** Aim **
The records that follow need to be output exactly as they are.

Source records:
□ □ □ □

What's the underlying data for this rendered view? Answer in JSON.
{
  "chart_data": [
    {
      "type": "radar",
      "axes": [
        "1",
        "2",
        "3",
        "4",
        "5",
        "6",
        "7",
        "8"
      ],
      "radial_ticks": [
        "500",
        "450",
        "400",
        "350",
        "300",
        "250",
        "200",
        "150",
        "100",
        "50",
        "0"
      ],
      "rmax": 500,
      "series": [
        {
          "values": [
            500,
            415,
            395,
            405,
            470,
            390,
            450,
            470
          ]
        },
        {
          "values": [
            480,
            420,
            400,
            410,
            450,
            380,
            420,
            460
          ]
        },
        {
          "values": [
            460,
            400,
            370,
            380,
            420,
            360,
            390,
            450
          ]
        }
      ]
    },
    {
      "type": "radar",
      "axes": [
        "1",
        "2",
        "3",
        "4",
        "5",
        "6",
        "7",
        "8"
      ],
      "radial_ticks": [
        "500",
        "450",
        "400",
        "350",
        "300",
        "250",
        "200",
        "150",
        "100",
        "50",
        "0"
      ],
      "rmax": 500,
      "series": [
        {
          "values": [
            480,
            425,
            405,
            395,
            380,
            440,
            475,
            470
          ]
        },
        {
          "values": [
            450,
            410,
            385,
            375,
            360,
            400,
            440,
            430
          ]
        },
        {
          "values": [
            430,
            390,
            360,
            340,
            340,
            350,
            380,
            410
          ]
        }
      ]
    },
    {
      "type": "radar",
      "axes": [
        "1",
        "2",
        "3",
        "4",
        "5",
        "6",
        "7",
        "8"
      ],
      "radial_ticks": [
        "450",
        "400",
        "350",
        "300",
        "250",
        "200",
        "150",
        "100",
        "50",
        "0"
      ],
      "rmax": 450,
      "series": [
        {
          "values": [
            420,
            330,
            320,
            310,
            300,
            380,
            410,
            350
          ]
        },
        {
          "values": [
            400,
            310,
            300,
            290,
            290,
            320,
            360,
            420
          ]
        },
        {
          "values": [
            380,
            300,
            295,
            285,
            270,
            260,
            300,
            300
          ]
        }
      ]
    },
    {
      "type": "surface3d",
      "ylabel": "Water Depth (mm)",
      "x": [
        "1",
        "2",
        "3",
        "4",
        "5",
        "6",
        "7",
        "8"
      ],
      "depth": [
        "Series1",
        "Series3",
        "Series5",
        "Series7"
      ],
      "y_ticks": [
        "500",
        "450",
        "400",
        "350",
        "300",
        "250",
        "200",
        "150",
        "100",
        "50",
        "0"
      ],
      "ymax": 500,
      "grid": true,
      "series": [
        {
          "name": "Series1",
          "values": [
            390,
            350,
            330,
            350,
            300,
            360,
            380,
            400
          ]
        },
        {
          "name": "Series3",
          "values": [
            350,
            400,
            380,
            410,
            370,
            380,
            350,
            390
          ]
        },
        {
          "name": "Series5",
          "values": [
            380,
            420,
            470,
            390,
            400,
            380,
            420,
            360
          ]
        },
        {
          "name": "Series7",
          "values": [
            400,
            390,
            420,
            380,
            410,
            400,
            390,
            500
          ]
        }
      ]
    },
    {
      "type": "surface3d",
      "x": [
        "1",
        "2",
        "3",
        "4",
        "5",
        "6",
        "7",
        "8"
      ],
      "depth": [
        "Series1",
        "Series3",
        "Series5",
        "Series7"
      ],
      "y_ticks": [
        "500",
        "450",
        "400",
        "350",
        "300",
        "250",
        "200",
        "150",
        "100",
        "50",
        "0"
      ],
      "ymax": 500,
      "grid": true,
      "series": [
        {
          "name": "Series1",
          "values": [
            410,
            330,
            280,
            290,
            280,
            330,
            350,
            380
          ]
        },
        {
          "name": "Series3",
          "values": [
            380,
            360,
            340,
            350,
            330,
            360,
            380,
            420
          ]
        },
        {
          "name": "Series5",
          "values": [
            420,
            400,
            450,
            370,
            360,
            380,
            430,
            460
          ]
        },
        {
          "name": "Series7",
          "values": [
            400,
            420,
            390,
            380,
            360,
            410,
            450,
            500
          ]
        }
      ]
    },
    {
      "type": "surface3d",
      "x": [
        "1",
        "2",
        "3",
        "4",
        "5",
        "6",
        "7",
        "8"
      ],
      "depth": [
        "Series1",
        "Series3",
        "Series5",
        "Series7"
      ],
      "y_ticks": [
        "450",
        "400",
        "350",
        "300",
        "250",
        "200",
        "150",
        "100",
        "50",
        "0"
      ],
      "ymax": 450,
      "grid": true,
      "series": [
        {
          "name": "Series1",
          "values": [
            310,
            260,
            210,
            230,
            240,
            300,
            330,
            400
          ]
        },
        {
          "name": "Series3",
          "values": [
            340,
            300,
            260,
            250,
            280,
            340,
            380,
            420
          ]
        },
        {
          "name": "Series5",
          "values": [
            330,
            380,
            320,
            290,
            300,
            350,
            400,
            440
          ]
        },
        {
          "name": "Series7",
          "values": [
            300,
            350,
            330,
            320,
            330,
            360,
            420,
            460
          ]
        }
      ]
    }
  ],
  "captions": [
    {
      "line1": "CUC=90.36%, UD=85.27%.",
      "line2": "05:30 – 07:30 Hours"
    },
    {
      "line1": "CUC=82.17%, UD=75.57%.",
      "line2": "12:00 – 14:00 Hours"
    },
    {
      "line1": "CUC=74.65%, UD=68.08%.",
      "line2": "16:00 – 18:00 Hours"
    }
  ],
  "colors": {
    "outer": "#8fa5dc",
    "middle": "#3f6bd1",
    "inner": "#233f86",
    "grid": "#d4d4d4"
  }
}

□ □ □ □

** Result **
What's the underlying data for this rendered view? Answer in JSON.
{
  "chart_data": [
    {
      "type": "radar",
      "axes": [
        "1",
        "2",
        "3",
        "4",
        "5",
        "6",
        "7",
        "8"
      ],
      "radial_ticks": [
        "500",
        "450",
        "400",
        "350",
        "300",
        "250",
        "200",
        "150",
        "100",
        "50",
        "0"
      ],
      "rmax": 500,
      "series": [
        {
          "values": [
            500,
            415,
            395,
            405,
            470,
            390,
            450,
            470
          ]
        },
        {
          "values": [
            480,
            420,
            400,
            410,
            450,
            380,
            420,
            460
          ]
        },
        {
          "values": [
            460,
            400,
            370,
            380,
            420,
            360,
            390,
            450
          ]
        }
      ]
    },
    {
      "type": "radar",
      "axes": [
        "1",
        "2",
        "3",
        "4",
        "5",
        "6",
        "7",
        "8"
      ],
      "radial_ticks": [
        "500",
        "450",
        "400",
        "350",
        "300",
        "250",
        "200",
        "150",
        "100",
        "50",
        "0"
      ],
      "rmax": 500,
      "series": [
        {
          "values": [
            480,
            425,
            405,
            395,
            380,
            440,
            475,
            470
          ]
        },
        {
          "values": [
            450,
            410,
            385,
            375,
            360,
            400,
            440,
            430
          ]
        },
        {
          "values": [
            430,
            390,
            360,
            340,
            340,
            350,
            380,
            410
          ]
        }
      ]
    },
    {
      "type": "radar",
      "axes": [
        "1",
        "2",
        "3",
        "4",
        "5",
        "6",
        "7",
        "8"
      ],
      "radial_ticks": [
        "450",
        "400",
        "350",
        "300",
        "250",
        "200",
        "150",
        "100",
        "50",
        "0"
      ],
      "rmax": 450,
      "series": [
        {
          "values": [
            420,
            330,
            320,
            310,
            300,
            380,
            410,
            350
          ]
        },
        {
          "values": [
            400,
            310,
            300,
            290,
            290,
            320,
            360,
            420
          ]
        },
        {
          "values": [
            380,
            300,
            295,
            285,
            270,
            260,
            300,
            300
          ]
        }
      ]
    },
    {
      "type": "surface3d",
      "ylabel": "Water Depth (mm)",
      "x": [
        "1",
        "2",
        "3",
        "4",
        "5",
        "6",
        "7",
        "8"
      ],
      "depth": [
        "Series1",
        "Series3",
        "Series5",
        "Series7"
      ],
      "y_ticks": [
        "500",
        "450",
        "400",
        "350",
        "300",
        "250",
        "200",
        "150",
        "100",
        "50",
        "0"
      ],
      "ymax": 500,
      "grid": true,
      "series": [
        {
          "name": "Series1",
          "values": [
            390,
            350,
            330,
            350,
            300,
            360,
            380,
            400
          ]
        },
        {
          "name": "Series3",
          "values": [
            350,
            400,
            380,
            410,
            370,
            380,
            350,
            390
          ]
        },
        {
          "name": "Series5",
          "values": [
            380,
            420,
            470,
            390,
            400,
            380,
            420,
            360
          ]
        },
        {
          "name": "Series7",
          "values": [
            400,
            390,
            420,
            380,
            410,
            400,
            390,
            500
          ]
        }
      ]
    },
    {
      "type": "surface3d",
      "x": [
        "1",
        "2",
        "3",
        "4",
        "5",
        "6",
        "7",
        "8"
      ],
      "depth": [
        "Series1",
        "Series3",
        "Series5",
        "Series7"
      ],
      "y_ticks": [
        "500",
        "450",
        "400",
        "350",
        "300",
        "250",
        "200",
        "150",
        "100",
        "50",
        "0"
      ],
      "ymax": 500,
      "grid": true,
      "series": [
        {
          "name": "Series1",
          "values": [
            410,
            330,
            280,
            290,
            280,
            330,
            350,
            380
          ]
        },
        {
          "name": "Series3",
          "values": [
            380,
            360,
            340,
            350,
            330,
            360,
            380,
            420
          ]
        },
        {
          "name": "Series5",
          "values": [
            420,
            400,
            450,
            370,
            360,
            380,
            430,
            460
          ]
        },
        {
          "name": "Series7",
          "values": [
            400,
            420,
            390,
            380,
            360,
            410,
            450,
            500
          ]
        }
      ]
    },
    {
      "type": "surface3d",
      "x": [
        "1",
        "2",
        "3",
        "4",
        "5",
        "6",
        "7",
        "8"
      ],
      "depth": [
        "Series1",
        "Series3",
        "Series5",
        "Series7"
      ],
      "y_ticks": [
        "450",
        "400",
        "350",
        "300",
        "250",
        "200",
        "150",
        "100",
        "50",
        "0"
      ],
      "ymax": 450,
      "grid": true,
      "series": [
        {
          "name": "Series1",
          "values": [
            310,
            260,
            210,
            230,
            240,
            300,
            330,
            400
          ]
        },
        {
          "name": "Series3",
          "values": [
            340,
            300,
            260,
            250,
            280,
            340,
            380,
            420
          ]
        },
        {
          "name": "Series5",
          "values": [
            330,
            380,
            320,
            290,
            300,
            350,
            400,
            440
          ]
        },
        {
          "name": "Series7",
          "values": [
            300,
            350,
            330,
            320,
            330,
            360,
            420,
            460
          ]
        }
      ]
    }
  ],
  "captions": [
    {
      "line1": "CUC=90.36%, UD=85.27%.",
      "line2": "05:30 – 07:30 Hours"
    },
    {
      "line1": "CUC=82.17%, UD=75.57%.",
      "line2": "12:00 – 14:00 Hours"
    },
    {
      "line1": "CUC=74.65%, UD=68.08%.",
      "line2": "16:00 – 18:00 Hours"
    }
  ],
  "colors": {
    "outer": "#8fa5dc",
    "middle": "#3f6bd1",
    "inner": "#233f86",
    "grid": "#d4d4d4"
  }
}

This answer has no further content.